WHAT YOU SHOULD DO:
For each line that holds "them", copy the line out.

Dataset items:
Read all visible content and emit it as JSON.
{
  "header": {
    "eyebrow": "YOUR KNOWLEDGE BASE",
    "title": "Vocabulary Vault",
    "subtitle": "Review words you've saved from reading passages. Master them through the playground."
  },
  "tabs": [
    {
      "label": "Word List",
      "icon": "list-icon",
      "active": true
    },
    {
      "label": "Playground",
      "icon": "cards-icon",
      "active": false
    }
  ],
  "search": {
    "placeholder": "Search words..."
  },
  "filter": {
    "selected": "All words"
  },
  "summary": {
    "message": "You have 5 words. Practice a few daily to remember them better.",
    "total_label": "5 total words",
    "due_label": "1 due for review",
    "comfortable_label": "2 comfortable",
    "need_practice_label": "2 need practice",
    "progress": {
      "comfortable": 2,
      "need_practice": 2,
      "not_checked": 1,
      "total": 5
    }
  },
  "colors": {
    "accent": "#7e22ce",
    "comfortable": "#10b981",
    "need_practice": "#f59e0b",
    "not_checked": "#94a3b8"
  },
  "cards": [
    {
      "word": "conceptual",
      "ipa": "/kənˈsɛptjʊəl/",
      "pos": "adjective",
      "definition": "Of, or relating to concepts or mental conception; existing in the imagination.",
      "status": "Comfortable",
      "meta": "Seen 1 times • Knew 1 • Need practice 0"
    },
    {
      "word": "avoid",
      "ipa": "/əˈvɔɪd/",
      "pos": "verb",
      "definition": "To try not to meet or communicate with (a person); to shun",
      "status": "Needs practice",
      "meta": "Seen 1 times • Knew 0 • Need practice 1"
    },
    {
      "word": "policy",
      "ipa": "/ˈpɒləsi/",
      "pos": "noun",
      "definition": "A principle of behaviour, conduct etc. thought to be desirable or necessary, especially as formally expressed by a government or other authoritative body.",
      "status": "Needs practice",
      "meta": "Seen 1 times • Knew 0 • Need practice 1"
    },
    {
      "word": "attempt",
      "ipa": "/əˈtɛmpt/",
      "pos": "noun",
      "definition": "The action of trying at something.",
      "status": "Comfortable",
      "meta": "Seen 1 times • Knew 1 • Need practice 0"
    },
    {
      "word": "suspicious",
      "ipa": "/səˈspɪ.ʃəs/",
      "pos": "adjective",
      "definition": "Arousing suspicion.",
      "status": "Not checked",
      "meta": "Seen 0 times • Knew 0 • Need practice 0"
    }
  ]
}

SOLUTION BELOW:
    "subtitle": "Review words you've saved from reading passages. Master them through the playground."
    "message": "You have 5 words. Practice a few daily to remember them better.",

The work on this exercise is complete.